### Set task
Report how many lines hold the string "data". Give the number and nothing else.
----- Material shown -----
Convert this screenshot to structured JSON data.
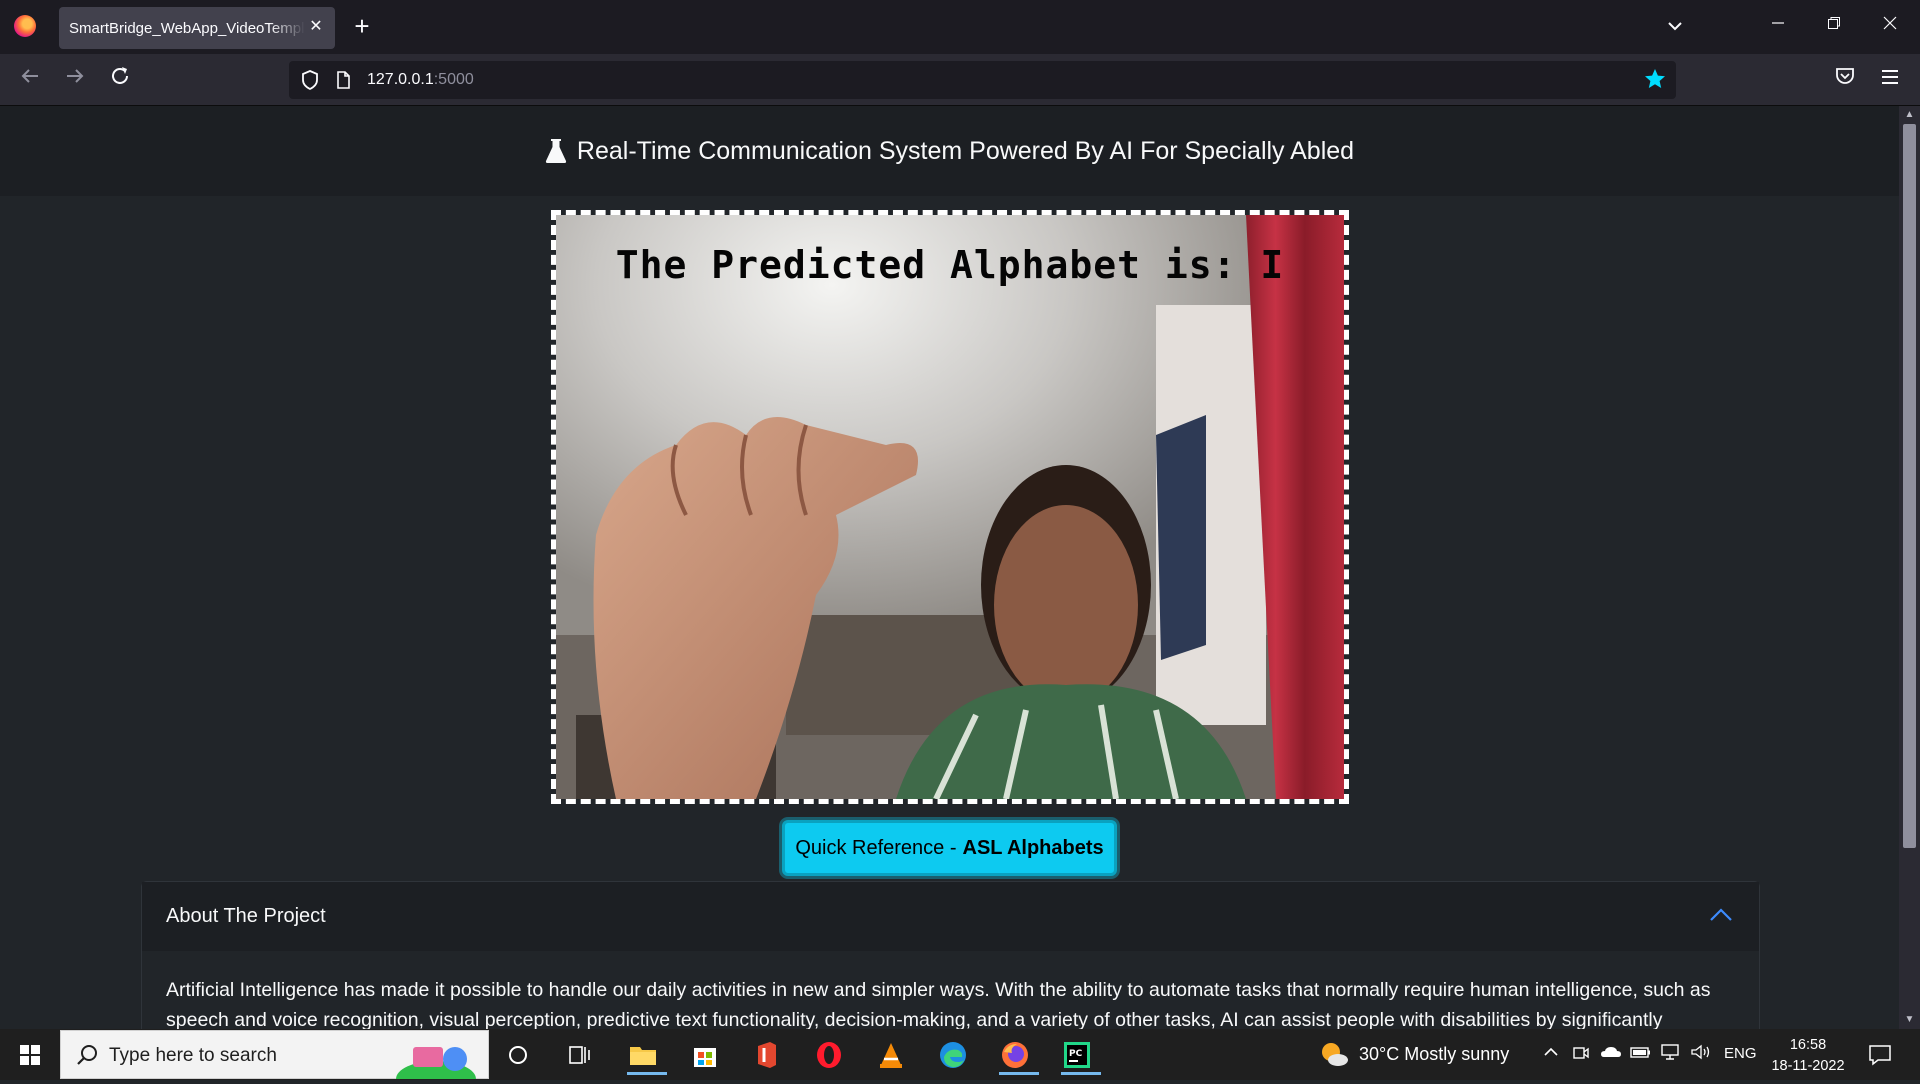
{
  "browser": {
    "tab_title": "SmartBridge_WebApp_VideoTemplate",
    "tab_close": "✕",
    "new_tab": "+",
    "url_host": "127.0.0.1",
    "url_port": ":5000",
    "accent_color": "#00ddff"
  },
  "page": {
    "title": "Real-Time Communication System Powered By AI For Specially Abled",
    "video_overlay_text": "The Predicted Alphabet is: I",
    "reference_button": {
      "prefix": "Quick Reference - ",
      "bold": "ASL Alphabets"
    },
    "reference_button_color": "#0dcaf0",
    "accordion": {
      "title": "About The Project",
      "expanded": true,
      "body": "Artificial Intelligence has made it possible to handle our daily activities in new and simpler ways. With the ability to automate tasks that normally require human intelligence, such as speech and voice recognition, visual perception, predictive text functionality, decision-making, and a variety of other tasks, AI can assist people with disabilities by significantly"
    }
  },
  "taskbar": {
    "search_placeholder": "Type here to search",
    "weather": "30°C  Mostly sunny",
    "language": "ENG",
    "time": "16:58",
    "date": "18-11-2022",
    "pinned_apps": [
      "cortana-icon",
      "task-view-icon",
      "file-explorer-icon",
      "microsoft-store-icon",
      "office-icon",
      "opera-icon",
      "vlc-icon",
      "edge-icon",
      "firefox-icon",
      "pycharm-icon"
    ]
  }
}
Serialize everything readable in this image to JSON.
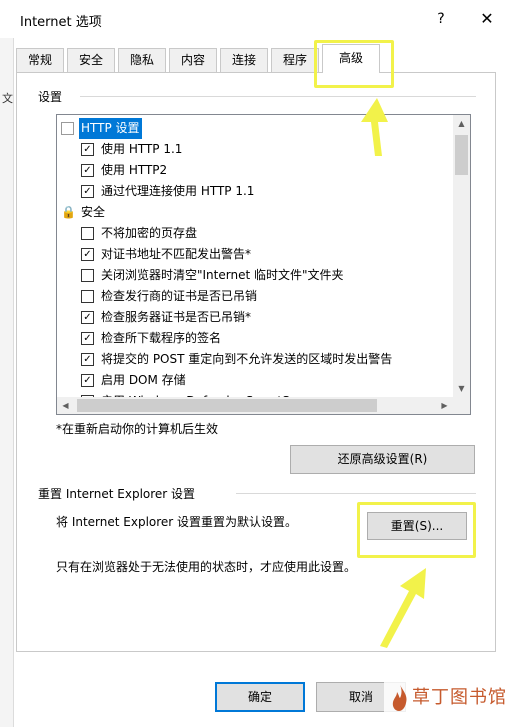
{
  "window": {
    "title": "Internet 选项",
    "help": "?",
    "close": "✕"
  },
  "left_fragment": "文",
  "tabs": [
    {
      "label": "常规",
      "active": false
    },
    {
      "label": "安全",
      "active": false
    },
    {
      "label": "隐私",
      "active": false
    },
    {
      "label": "内容",
      "active": false
    },
    {
      "label": "连接",
      "active": false
    },
    {
      "label": "程序",
      "active": false
    },
    {
      "label": "高级",
      "active": true
    }
  ],
  "settings": {
    "group_label": "设置",
    "rows": [
      {
        "label": "HTTP 设置",
        "kind": "category",
        "icon": "document-icon",
        "selected": true
      },
      {
        "label": "使用 HTTP 1.1",
        "kind": "checkbox",
        "checked": true
      },
      {
        "label": "使用 HTTP2",
        "kind": "checkbox",
        "checked": true
      },
      {
        "label": "通过代理连接使用 HTTP 1.1",
        "kind": "checkbox",
        "checked": true
      },
      {
        "label": "安全",
        "kind": "category",
        "icon": "lock-icon",
        "selected": false
      },
      {
        "label": "不将加密的页存盘",
        "kind": "checkbox",
        "checked": false
      },
      {
        "label": "对证书地址不匹配发出警告*",
        "kind": "checkbox",
        "checked": true
      },
      {
        "label": "关闭浏览器时清空\"Internet 临时文件\"文件夹",
        "kind": "checkbox",
        "checked": false
      },
      {
        "label": "检查发行商的证书是否已吊销",
        "kind": "checkbox",
        "checked": false
      },
      {
        "label": "检查服务器证书是否已吊销*",
        "kind": "checkbox",
        "checked": true
      },
      {
        "label": "检查所下载程序的签名",
        "kind": "checkbox",
        "checked": true
      },
      {
        "label": "将提交的 POST 重定向到不允许发送的区域时发出警告",
        "kind": "checkbox",
        "checked": true
      },
      {
        "label": "启用 DOM 存储",
        "kind": "checkbox",
        "checked": true
      },
      {
        "label": "启用 Windows Defender SmartScreen",
        "kind": "checkbox",
        "checked": true
      }
    ],
    "restart_note": "*在重新启动你的计算机后生效",
    "restore_button": "还原高级设置(R)"
  },
  "reset_section": {
    "group_label": "重置 Internet Explorer 设置",
    "description": "将 Internet Explorer 设置重置为默认设置。",
    "reset_button": "重置(S)...",
    "note": "只有在浏览器处于无法使用的状态时，才应使用此设置。"
  },
  "footer": {
    "ok_button": "确定",
    "cancel_button": "取消"
  },
  "watermark": {
    "text": "草丁图书馆"
  },
  "colors": {
    "highlight": "#f2f24a",
    "selection": "#0078d7",
    "watermark": "#c65a2d"
  }
}
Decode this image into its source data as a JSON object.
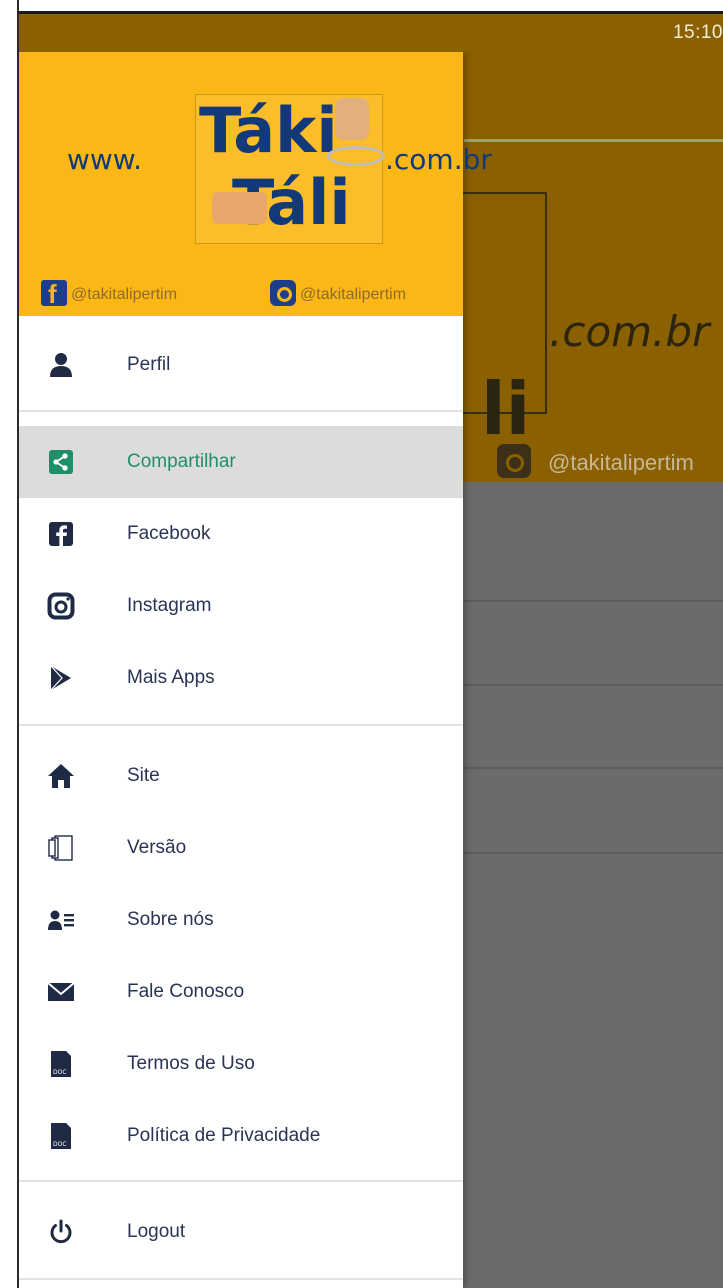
{
  "status_bar": {
    "time": "15:10"
  },
  "background_app": {
    "logo_domain_suffix": ".com.br",
    "logo_partial_word": "li",
    "instagram_handle": "@takitalipertim"
  },
  "drawer": {
    "header": {
      "logo": {
        "prefix": "www.",
        "word1": "Táki",
        "word2": "Táli",
        "suffix": ".com.br"
      },
      "facebook_handle": "@takitalipertim",
      "instagram_handle": "@takitalipertim",
      "background_color": "#fbb716"
    },
    "menu": [
      {
        "label": "Perfil",
        "icon": "person-icon"
      },
      {
        "label": "Compartilhar",
        "icon": "share-icon",
        "active": true
      },
      {
        "label": "Facebook",
        "icon": "facebook-icon"
      },
      {
        "label": "Instagram",
        "icon": "instagram-icon"
      },
      {
        "label": "Mais Apps",
        "icon": "play-store-icon"
      },
      {
        "label": "Site",
        "icon": "home-icon"
      },
      {
        "label": "Versão",
        "icon": "version-icon"
      },
      {
        "label": "Sobre nós",
        "icon": "about-icon"
      },
      {
        "label": "Fale Conosco",
        "icon": "mail-icon"
      },
      {
        "label": "Termos de Uso",
        "icon": "document-icon"
      },
      {
        "label": "Política de Privacidade",
        "icon": "document-icon"
      },
      {
        "label": "Logout",
        "icon": "power-icon"
      }
    ],
    "accent_color": "#1f8f6a",
    "text_color": "#2a3454"
  }
}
-----
### Result of this task
2